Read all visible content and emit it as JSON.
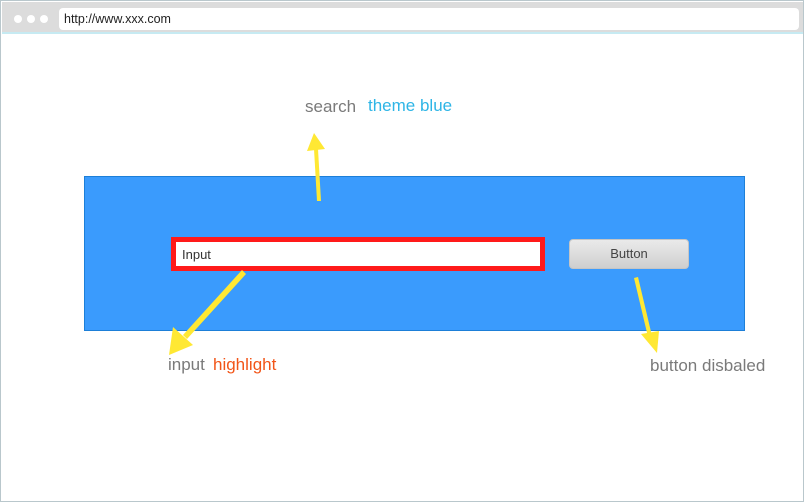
{
  "browser": {
    "url": "http://www.xxx.com"
  },
  "search_bar": {
    "input_value": "Input",
    "button_label": "Button"
  },
  "annotations": {
    "search_label": "search",
    "theme_label": "theme blue",
    "input_label": "input",
    "highlight_label": "highlight",
    "button_label": "button disbaled"
  },
  "colors": {
    "theme_blue": "#3a9bfd",
    "input_highlight_border": "#ff1a1a",
    "annotation_arrow": "#ffe833",
    "annotation_text_gray": "#7a7a7a",
    "annotation_text_blue": "#2eb5e6",
    "annotation_text_orange": "#f25518"
  },
  "icons": {
    "arrow": "annotation-arrow-icon",
    "window_dot": "window-dot-icon"
  }
}
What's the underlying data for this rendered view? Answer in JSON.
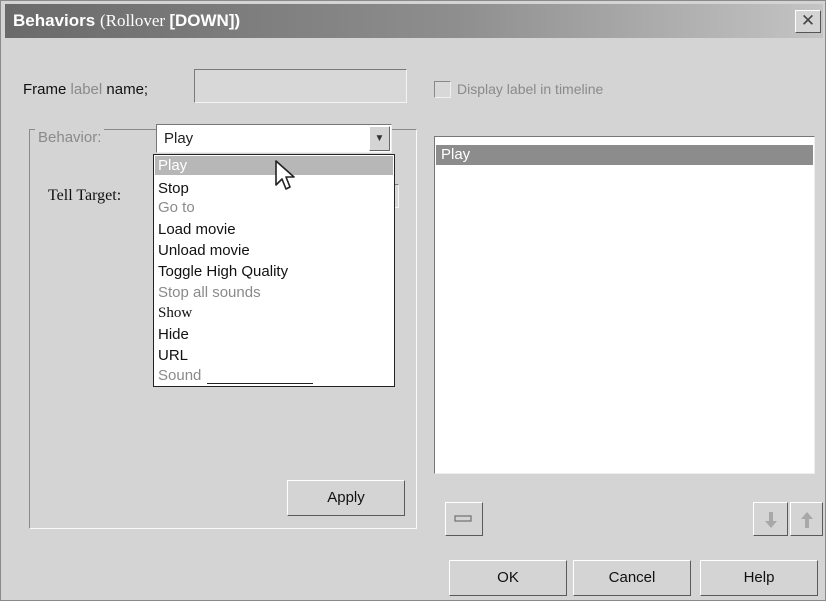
{
  "window": {
    "title_main": "Behaviors",
    "title_paren_open": "(Rollover ",
    "title_state": "[DOWN])",
    "close_glyph": "✕"
  },
  "frame_label": {
    "label_prefix": "Frame ",
    "label_highlight": "label",
    "label_suffix": " name;",
    "value": ""
  },
  "display_label": {
    "label": "Display label in timeline",
    "checked": false
  },
  "behavior": {
    "label": "Behavior:",
    "selected_value": "Play",
    "tell_target_label": "Tell Target:",
    "dropdown_options": [
      "Play",
      "Stop",
      "Go to",
      "Load movie",
      "Unload movie",
      "Toggle  High Quality",
      "Stop all sounds",
      "Show",
      "Hide",
      "URL",
      "Sound"
    ],
    "highlighted_option": "Play"
  },
  "buttons": {
    "apply": "Apply",
    "ok": "OK",
    "cancel": "Cancel",
    "help": "Help"
  },
  "actions_list": {
    "items": [
      "Play"
    ],
    "selected": "Play"
  },
  "icons": {
    "remove": "minus-icon",
    "move_down": "arrow-down-icon",
    "move_up": "arrow-up-icon",
    "dropdown_arrow": "chevron-down-icon",
    "cursor": "mouse-pointer-icon"
  }
}
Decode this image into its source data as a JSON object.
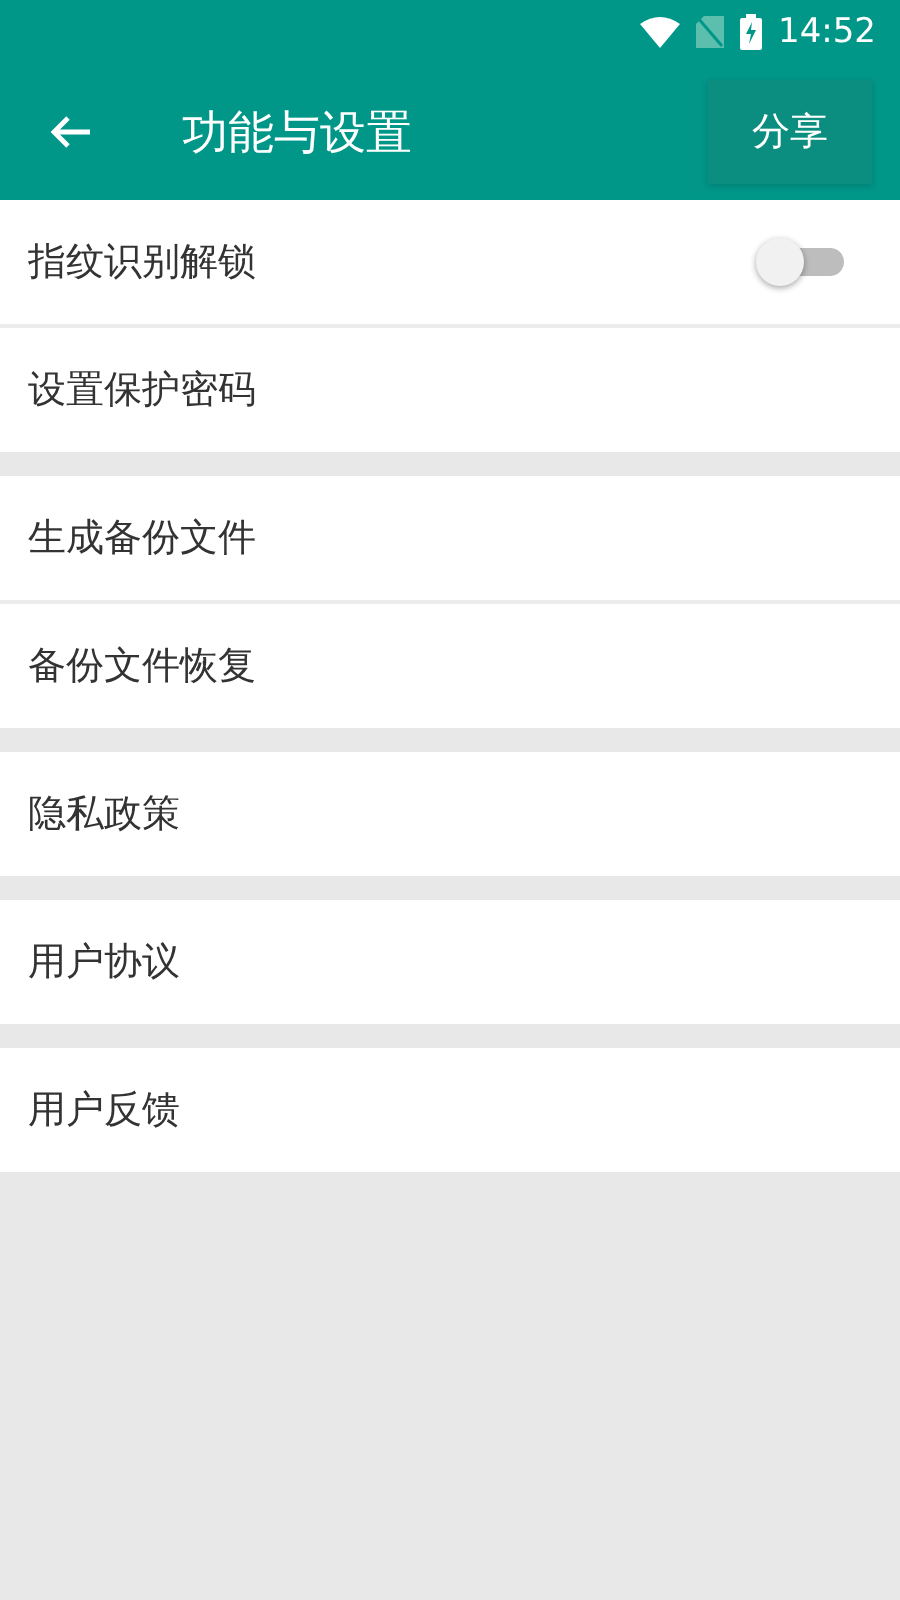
{
  "status_bar": {
    "time": "14:52"
  },
  "toolbar": {
    "title": "功能与设置",
    "action": "分享"
  },
  "groups": [
    {
      "items": [
        {
          "label": "指纹识别解锁",
          "kind": "switch",
          "on": false
        },
        {
          "label": "设置保护密码",
          "kind": "plain"
        }
      ]
    },
    {
      "items": [
        {
          "label": "生成备份文件",
          "kind": "plain"
        },
        {
          "label": "备份文件恢复",
          "kind": "plain"
        }
      ]
    },
    {
      "items": [
        {
          "label": "隐私政策",
          "kind": "plain"
        }
      ]
    },
    {
      "items": [
        {
          "label": "用户协议",
          "kind": "plain"
        }
      ]
    },
    {
      "items": [
        {
          "label": "用户反馈",
          "kind": "plain"
        }
      ]
    }
  ]
}
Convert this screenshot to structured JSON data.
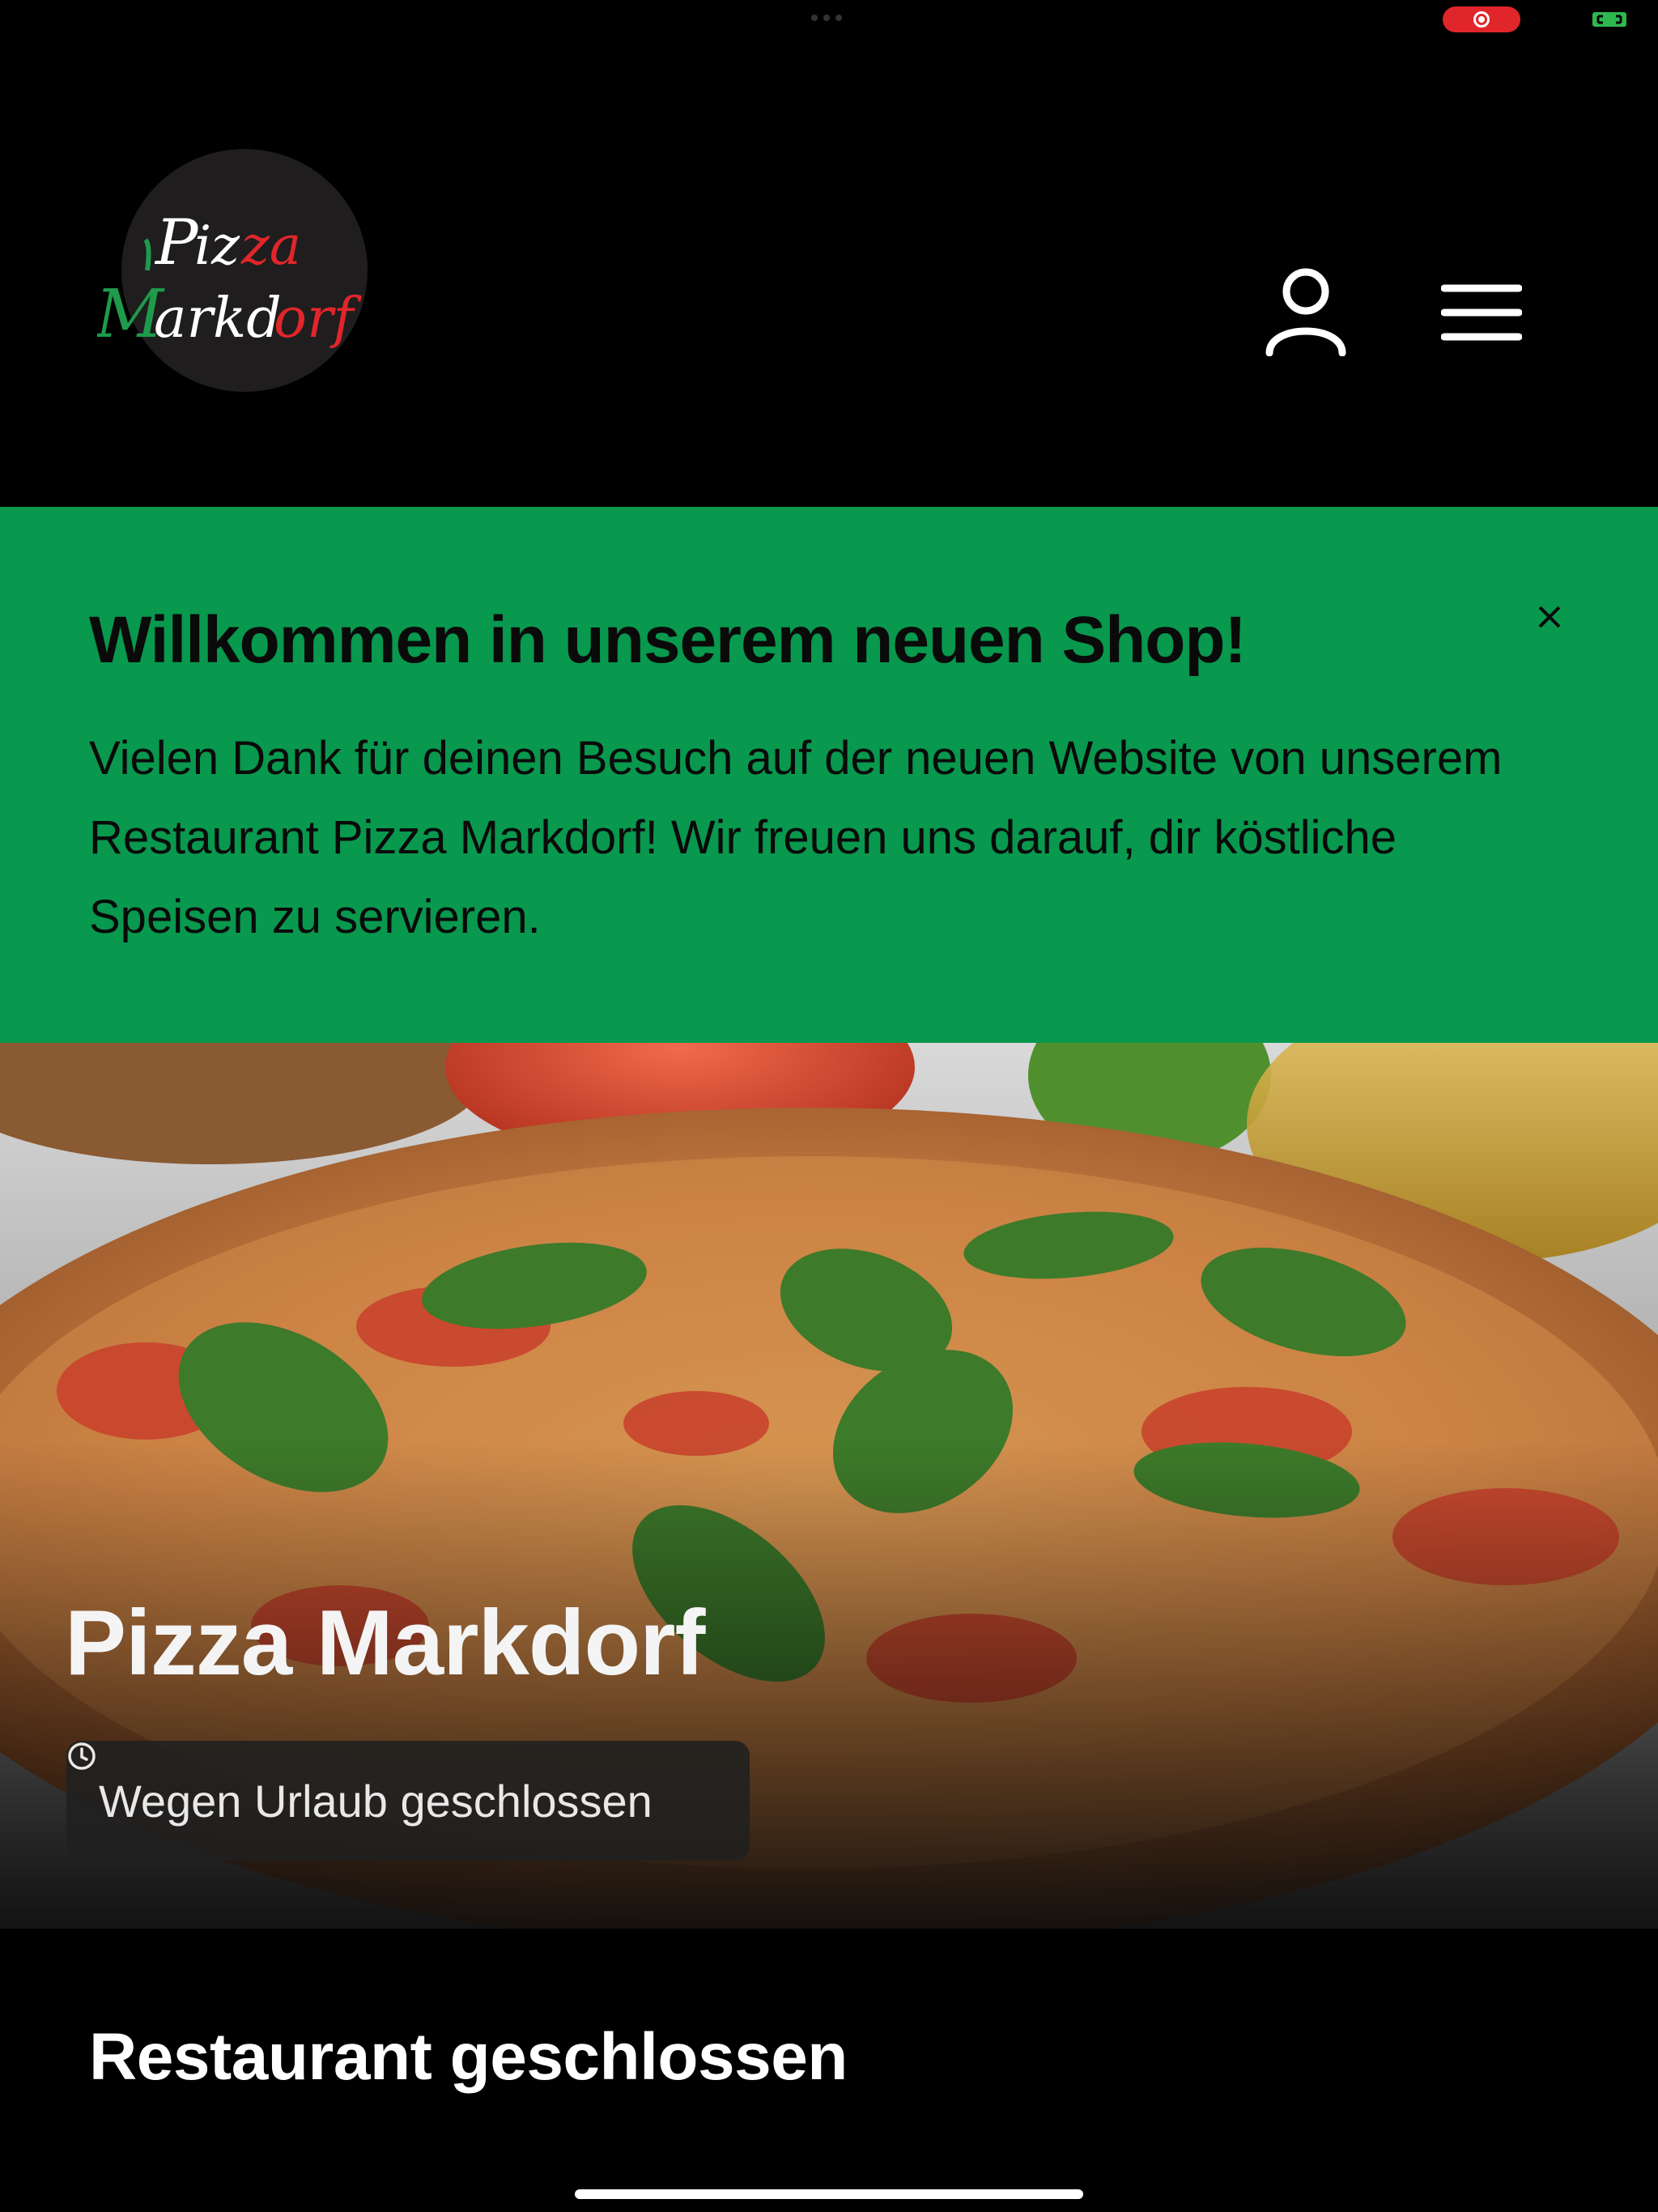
{
  "status_bar": {
    "recording_icon": "screen-record-icon",
    "cast_icon": "fullscreen-icon"
  },
  "header": {
    "logo": {
      "line1": "Pizza",
      "line2": "Markdorf",
      "colors": {
        "green": "#1e9a4b",
        "white": "#ffffff",
        "red": "#e0262b"
      }
    },
    "account_icon": "user-icon",
    "menu_icon": "hamburger-menu-icon"
  },
  "welcome_banner": {
    "title": "Willkommen in unserem neuen Shop!",
    "text": "Vielen Dank für deinen Besuch auf der neuen Website von unserem Restaurant Pizza Markdorf! Wir freuen uns darauf, dir köstliche Speisen zu servieren.",
    "close_icon": "close-icon",
    "background": "#08984e"
  },
  "hero": {
    "title": "Pizza Markdorf",
    "status_text": "Wegen Urlaub geschlossen",
    "status_icon": "clock-icon"
  },
  "main": {
    "section_title": "Restaurant geschlossen"
  }
}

■ ■ ■ ■

All of the material above is to be copied exactly, except for its images.

**Final result**
Read all visible content and emit it as JSON.
{
  "browser": {
    "url": "http://www.xxx.com"
  },
  "search_bar": {
    "input_value": "Input",
    "button_label": "Button"
  },
  "annotations": {
    "search_label": "search",
    "theme_label": "theme blue",
    "input_label": "input",
    "highlight_label": "highlight",
    "button_label": "button disbaled"
  },
  "colors": {
    "theme_blue": "#3a9bfd",
    "input_highlight_border": "#ff1a1a",
    "annotation_arrow": "#ffe833",
    "annotation_text_gray": "#7a7a7a",
    "annotation_text_blue": "#2eb5e6",
    "annotation_text_orange": "#f25518"
  },
  "icons": {
    "arrow": "annotation-arrow-icon",
    "window_dot": "window-dot-icon"
  }
}
What's the underlying data for this rendered view? Answer in JSON.
{
  "window": {
    "title_main": "Behaviors",
    "title_paren_open": "(Rollover ",
    "title_state": "[DOWN])",
    "close_glyph": "✕"
  },
  "frame_label": {
    "label_prefix": "Frame ",
    "label_highlight": "label",
    "label_suffix": " name;",
    "value": ""
  },
  "display_label": {
    "label": "Display label in timeline",
    "checked": false
  },
  "behavior": {
    "label": "Behavior:",
    "selected_value": "Play",
    "tell_target_label": "Tell Target:",
    "dropdown_options": [
      "Play",
      "Stop",
      "Go to",
      "Load movie",
      "Unload movie",
      "Toggle  High Quality",
      "Stop all sounds",
      "Show",
      "Hide",
      "URL",
      "Sound"
    ],
    "highlighted_option": "Play"
  },
  "buttons": {
    "apply": "Apply",
    "ok": "OK",
    "cancel": "Cancel",
    "help": "Help"
  },
  "actions_list": {
    "items": [
      "Play"
    ],
    "selected": "Play"
  },
  "icons": {
    "remove": "minus-icon",
    "move_down": "arrow-down-icon",
    "move_up": "arrow-up-icon",
    "dropdown_arrow": "chevron-down-icon",
    "cursor": "mouse-pointer-icon"
  }
}
Decode this image into its source data as a JSON object.
{
  "status_bar": {
    "time": "14:52"
  },
  "toolbar": {
    "title": "功能与设置",
    "action": "分享"
  },
  "groups": [
    {
      "items": [
        {
          "label": "指纹识别解锁",
          "kind": "switch",
          "on": false
        },
        {
          "label": "设置保护密码",
          "kind": "plain"
        }
      ]
    },
    {
      "items": [
        {
          "label": "生成备份文件",
          "kind": "plain"
        },
        {
          "label": "备份文件恢复",
          "kind": "plain"
        }
      ]
    },
    {
      "items": [
        {
          "label": "隐私政策",
          "kind": "plain"
        }
      ]
    },
    {
      "items": [
        {
          "label": "用户协议",
          "kind": "plain"
        }
      ]
    },
    {
      "items": [
        {
          "label": "用户反馈",
          "kind": "plain"
        }
      ]
    }
  ]
}
Convert this screenshot to structured JSON data.
{
  "status_bar": {
    "recording_icon": "screen-record-icon",
    "cast_icon": "fullscreen-icon"
  },
  "header": {
    "logo": {
      "line1": "Pizza",
      "line2": "Markdorf",
      "colors": {
        "green": "#1e9a4b",
        "white": "#ffffff",
        "red": "#e0262b"
      }
    },
    "account_icon": "user-icon",
    "menu_icon": "hamburger-menu-icon"
  },
  "welcome_banner": {
    "title": "Willkommen in unserem neuen Shop!",
    "text": "Vielen Dank für deinen Besuch auf der neuen Website von unserem Restaurant Pizza Markdorf! Wir freuen uns darauf, dir köstliche Speisen zu servieren.",
    "close_icon": "close-icon",
    "background": "#08984e"
  },
  "hero": {
    "title": "Pizza Markdorf",
    "status_text": "Wegen Urlaub geschlossen",
    "status_icon": "clock-icon"
  },
  "main": {
    "section_title": "Restaurant geschlossen"
  }
}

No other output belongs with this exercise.